GOAL: Output all the material that follows, exactly as given.
---
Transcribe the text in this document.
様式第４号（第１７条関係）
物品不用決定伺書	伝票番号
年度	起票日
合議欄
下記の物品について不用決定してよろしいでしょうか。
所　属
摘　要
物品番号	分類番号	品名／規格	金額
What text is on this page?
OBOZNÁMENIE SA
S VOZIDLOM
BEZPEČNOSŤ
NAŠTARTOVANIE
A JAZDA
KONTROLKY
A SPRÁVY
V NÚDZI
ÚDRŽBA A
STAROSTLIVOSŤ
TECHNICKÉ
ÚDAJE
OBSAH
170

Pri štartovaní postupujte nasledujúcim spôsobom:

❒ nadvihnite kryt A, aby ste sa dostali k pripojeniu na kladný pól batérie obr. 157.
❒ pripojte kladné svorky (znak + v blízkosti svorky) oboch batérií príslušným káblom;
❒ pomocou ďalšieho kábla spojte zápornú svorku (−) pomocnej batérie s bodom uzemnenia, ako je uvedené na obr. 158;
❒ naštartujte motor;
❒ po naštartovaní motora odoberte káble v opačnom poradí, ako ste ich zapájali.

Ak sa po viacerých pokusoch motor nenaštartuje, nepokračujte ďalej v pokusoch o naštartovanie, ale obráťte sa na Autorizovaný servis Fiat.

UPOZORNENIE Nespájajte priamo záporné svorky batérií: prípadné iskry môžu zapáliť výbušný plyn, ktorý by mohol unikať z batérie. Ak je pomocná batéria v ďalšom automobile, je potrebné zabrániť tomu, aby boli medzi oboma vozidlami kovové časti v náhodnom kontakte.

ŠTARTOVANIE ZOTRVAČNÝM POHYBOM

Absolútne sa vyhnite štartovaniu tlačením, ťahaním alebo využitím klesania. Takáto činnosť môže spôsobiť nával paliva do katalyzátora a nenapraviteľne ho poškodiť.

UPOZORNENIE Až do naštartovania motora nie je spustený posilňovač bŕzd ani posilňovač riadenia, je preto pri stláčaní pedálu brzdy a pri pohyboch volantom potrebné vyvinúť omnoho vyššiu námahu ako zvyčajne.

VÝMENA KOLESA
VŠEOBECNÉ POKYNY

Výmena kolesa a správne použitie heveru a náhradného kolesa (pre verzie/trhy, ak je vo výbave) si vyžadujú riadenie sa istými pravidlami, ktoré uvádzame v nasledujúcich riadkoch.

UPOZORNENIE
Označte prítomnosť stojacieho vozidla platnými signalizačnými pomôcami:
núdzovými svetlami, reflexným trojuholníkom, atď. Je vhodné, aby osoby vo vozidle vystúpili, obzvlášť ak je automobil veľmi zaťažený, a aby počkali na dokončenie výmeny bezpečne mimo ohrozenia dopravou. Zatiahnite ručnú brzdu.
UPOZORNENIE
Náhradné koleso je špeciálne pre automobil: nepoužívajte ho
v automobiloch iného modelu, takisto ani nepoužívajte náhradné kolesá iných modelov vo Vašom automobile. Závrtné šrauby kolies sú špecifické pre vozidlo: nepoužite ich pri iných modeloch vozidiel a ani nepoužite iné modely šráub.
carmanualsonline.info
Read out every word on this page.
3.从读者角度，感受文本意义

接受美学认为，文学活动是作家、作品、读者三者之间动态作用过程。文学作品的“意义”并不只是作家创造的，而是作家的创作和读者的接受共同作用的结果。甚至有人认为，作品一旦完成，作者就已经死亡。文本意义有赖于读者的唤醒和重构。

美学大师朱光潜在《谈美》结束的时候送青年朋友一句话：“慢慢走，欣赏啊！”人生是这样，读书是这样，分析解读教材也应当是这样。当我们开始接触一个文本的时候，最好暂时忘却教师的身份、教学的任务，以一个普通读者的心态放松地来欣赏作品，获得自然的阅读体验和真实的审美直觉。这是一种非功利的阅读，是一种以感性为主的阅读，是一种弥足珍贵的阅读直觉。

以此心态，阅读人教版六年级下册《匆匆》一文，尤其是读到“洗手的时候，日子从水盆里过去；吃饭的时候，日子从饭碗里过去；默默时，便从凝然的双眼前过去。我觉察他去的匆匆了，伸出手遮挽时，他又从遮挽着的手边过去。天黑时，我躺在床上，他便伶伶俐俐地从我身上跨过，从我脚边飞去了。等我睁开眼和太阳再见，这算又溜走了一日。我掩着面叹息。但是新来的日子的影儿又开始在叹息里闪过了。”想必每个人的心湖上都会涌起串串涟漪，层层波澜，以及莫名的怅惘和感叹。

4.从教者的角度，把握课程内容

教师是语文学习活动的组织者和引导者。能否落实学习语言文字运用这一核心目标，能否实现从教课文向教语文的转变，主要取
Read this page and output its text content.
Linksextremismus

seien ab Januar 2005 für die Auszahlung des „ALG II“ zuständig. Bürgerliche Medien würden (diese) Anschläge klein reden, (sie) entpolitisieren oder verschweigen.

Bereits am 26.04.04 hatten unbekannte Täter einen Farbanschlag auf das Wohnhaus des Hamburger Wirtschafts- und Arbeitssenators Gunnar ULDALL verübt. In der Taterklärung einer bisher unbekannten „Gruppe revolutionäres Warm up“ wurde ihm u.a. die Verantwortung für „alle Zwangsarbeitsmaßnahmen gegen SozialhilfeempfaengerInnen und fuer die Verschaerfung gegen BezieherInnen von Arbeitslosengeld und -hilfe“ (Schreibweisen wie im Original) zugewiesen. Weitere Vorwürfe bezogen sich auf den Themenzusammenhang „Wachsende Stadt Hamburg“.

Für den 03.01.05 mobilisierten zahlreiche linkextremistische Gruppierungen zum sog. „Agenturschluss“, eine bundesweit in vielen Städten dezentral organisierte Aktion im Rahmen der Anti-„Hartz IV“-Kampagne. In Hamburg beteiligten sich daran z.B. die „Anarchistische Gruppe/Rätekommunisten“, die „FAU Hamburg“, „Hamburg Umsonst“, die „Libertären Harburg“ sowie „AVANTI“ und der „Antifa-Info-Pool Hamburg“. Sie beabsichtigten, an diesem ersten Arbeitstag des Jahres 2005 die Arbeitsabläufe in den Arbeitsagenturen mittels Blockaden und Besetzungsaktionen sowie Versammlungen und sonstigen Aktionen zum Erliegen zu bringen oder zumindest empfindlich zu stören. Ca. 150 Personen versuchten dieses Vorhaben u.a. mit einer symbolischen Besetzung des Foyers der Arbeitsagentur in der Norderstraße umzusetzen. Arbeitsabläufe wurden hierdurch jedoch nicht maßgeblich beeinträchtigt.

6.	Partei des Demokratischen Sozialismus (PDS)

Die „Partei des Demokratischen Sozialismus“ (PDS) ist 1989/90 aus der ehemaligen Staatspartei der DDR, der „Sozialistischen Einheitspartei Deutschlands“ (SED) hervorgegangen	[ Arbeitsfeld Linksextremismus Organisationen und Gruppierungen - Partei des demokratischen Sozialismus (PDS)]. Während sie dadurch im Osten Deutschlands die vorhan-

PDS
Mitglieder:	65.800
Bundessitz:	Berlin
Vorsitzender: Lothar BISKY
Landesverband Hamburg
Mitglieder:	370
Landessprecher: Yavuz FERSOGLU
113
---
ANSWER FOR THIS EXERCISE:
Transcribe the text in this document.
様式第４号（第１７条関係）
物品不用決定伺書	伝票番号
年度	起票日
合議欄
下記の物品について不用決定してよろしいでしょうか。
所　属
摘　要
物品番号	分類番号	品名／規格	金額
What text is on this page?
OBOZNÁMENIE SA
S VOZIDLOM
BEZPEČNOSŤ
NAŠTARTOVANIE
A JAZDA
KONTROLKY
A SPRÁVY
V NÚDZI
ÚDRŽBA A
STAROSTLIVOSŤ
TECHNICKÉ
ÚDAJE
OBSAH
170

Pri štartovaní postupujte nasledujúcim spôsobom:

❒ nadvihnite kryt A, aby ste sa dostali k pripojeniu na kladný pól batérie obr. 157.
❒ pripojte kladné svorky (znak + v blízkosti svorky) oboch batérií príslušným káblom;
❒ pomocou ďalšieho kábla spojte zápornú svorku (−) pomocnej batérie s bodom uzemnenia, ako je uvedené na obr. 158;
❒ naštartujte motor;
❒ po naštartovaní motora odoberte káble v opačnom poradí, ako ste ich zapájali.

Ak sa po viacerých pokusoch motor nenaštartuje, nepokračujte ďalej v pokusoch o naštartovanie, ale obráťte sa na Autorizovaný servis Fiat.

UPOZORNENIE Nespájajte priamo záporné svorky batérií: prípadné iskry môžu zapáliť výbušný plyn, ktorý by mohol unikať z batérie. Ak je pomocná batéria v ďalšom automobile, je potrebné zabrániť tomu, aby boli medzi oboma vozidlami kovové časti v náhodnom kontakte.

ŠTARTOVANIE ZOTRVAČNÝM POHYBOM

Absolútne sa vyhnite štartovaniu tlačením, ťahaním alebo využitím klesania. Takáto činnosť môže spôsobiť nával paliva do katalyzátora a nenapraviteľne ho poškodiť.

UPOZORNENIE Až do naštartovania motora nie je spustený posilňovač bŕzd ani posilňovač riadenia, je preto pri stláčaní pedálu brzdy a pri pohyboch volantom potrebné vyvinúť omnoho vyššiu námahu ako zvyčajne.

VÝMENA KOLESA
VŠEOBECNÉ POKYNY

Výmena kolesa a správne použitie heveru a náhradného kolesa (pre verzie/trhy, ak je vo výbave) si vyžadujú riadenie sa istými pravidlami, ktoré uvádzame v nasledujúcich riadkoch.

UPOZORNENIE
Označte prítomnosť stojacieho vozidla platnými signalizačnými pomôcami:
núdzovými svetlami, reflexným trojuholníkom, atď. Je vhodné, aby osoby vo vozidle vystúpili, obzvlášť ak je automobil veľmi zaťažený, a aby počkali na dokončenie výmeny bezpečne mimo ohrozenia dopravou. Zatiahnite ručnú brzdu.
UPOZORNENIE
Náhradné koleso je špeciálne pre automobil: nepoužívajte ho
v automobiloch iného modelu, takisto ani nepoužívajte náhradné kolesá iných modelov vo Vašom automobile. Závrtné šrauby kolies sú špecifické pre vozidlo: nepoužite ich pri iných modeloch vozidiel a ani nepoužite iné modely šráub.
carmanualsonline.info
Read out every word on this page.
3.从读者角度，感受文本意义

接受美学认为，文学活动是作家、作品、读者三者之间动态作用过程。文学作品的“意义”并不只是作家创造的，而是作家的创作和读者的接受共同作用的结果。甚至有人认为，作品一旦完成，作者就已经死亡。文本意义有赖于读者的唤醒和重构。

美学大师朱光潜在《谈美》结束的时候送青年朋友一句话：“慢慢走，欣赏啊！”人生是这样，读书是这样，分析解读教材也应当是这样。当我们开始接触一个文本的时候，最好暂时忘却教师的身份、教学的任务，以一个普通读者的心态放松地来欣赏作品，获得自然的阅读体验和真实的审美直觉。这是一种非功利的阅读，是一种以感性为主的阅读，是一种弥足珍贵的阅读直觉。

以此心态，阅读人教版六年级下册《匆匆》一文，尤其是读到“洗手的时候，日子从水盆里过去；吃饭的时候，日子从饭碗里过去；默默时，便从凝然的双眼前过去。我觉察他去的匆匆了，伸出手遮挽时，他又从遮挽着的手边过去。天黑时，我躺在床上，他便伶伶俐俐地从我身上跨过，从我脚边飞去了。等我睁开眼和太阳再见，这算又溜走了一日。我掩着面叹息。但是新来的日子的影儿又开始在叹息里闪过了。”想必每个人的心湖上都会涌起串串涟漪，层层波澜，以及莫名的怅惘和感叹。

4.从教者的角度，把握课程内容

教师是语文学习活动的组织者和引导者。能否落实学习语言文字运用这一核心目标，能否实现从教课文向教语文的转变，主要取
Read this page and output its text content.
Linksextremismus

seien ab Januar 2005 für die Auszahlung des „ALG II“ zuständig. Bürgerliche Medien würden (diese) Anschläge klein reden, (sie) entpolitisieren oder verschweigen.

Bereits am 26.04.04 hatten unbekannte Täter einen Farbanschlag auf das Wohnhaus des Hamburger Wirtschafts- und Arbeitssenators Gunnar ULDALL verübt. In der Taterklärung einer bisher unbekannten „Gruppe revolutionäres Warm up“ wurde ihm u.a. die Verantwortung für „alle Zwangsarbeitsmaßnahmen gegen SozialhilfeempfaengerInnen und fuer die Verschaerfung gegen BezieherInnen von Arbeitslosengeld und -hilfe“ (Schreibweisen wie im Original) zugewiesen. Weitere Vorwürfe bezogen sich auf den Themenzusammenhang „Wachsende Stadt Hamburg“.

Für den 03.01.05 mobilisierten zahlreiche linkextremistische Gruppierungen zum sog. „Agenturschluss“, eine bundesweit in vielen Städten dezentral organisierte Aktion im Rahmen der Anti-„Hartz IV“-Kampagne. In Hamburg beteiligten sich daran z.B. die „Anarchistische Gruppe/Rätekommunisten“, die „FAU Hamburg“, „Hamburg Umsonst“, die „Libertären Harburg“ sowie „AVANTI“ und der „Antifa-Info-Pool Hamburg“. Sie beabsichtigten, an diesem ersten Arbeitstag des Jahres 2005 die Arbeitsabläufe in den Arbeitsagenturen mittels Blockaden und Besetzungsaktionen sowie Versammlungen und sonstigen Aktionen zum Erliegen zu bringen oder zumindest empfindlich zu stören. Ca. 150 Personen versuchten dieses Vorhaben u.a. mit einer symbolischen Besetzung des Foyers der Arbeitsagentur in der Norderstraße umzusetzen. Arbeitsabläufe wurden hierdurch jedoch nicht maßgeblich beeinträchtigt.

6.	Partei des Demokratischen Sozialismus (PDS)

Die „Partei des Demokratischen Sozialismus“ (PDS) ist 1989/90 aus der ehemaligen Staatspartei der DDR, der „Sozialistischen Einheitspartei Deutschlands“ (SED) hervorgegangen	[ Arbeitsfeld Linksextremismus Organisationen und Gruppierungen - Partei des demokratischen Sozialismus (PDS)]. Während sie dadurch im Osten Deutschlands die vorhan-

PDS
Mitglieder:	65.800
Bundessitz:	Berlin
Vorsitzender: Lothar BISKY
Landesverband Hamburg
Mitglieder:	370
Landessprecher: Yavuz FERSOGLU
113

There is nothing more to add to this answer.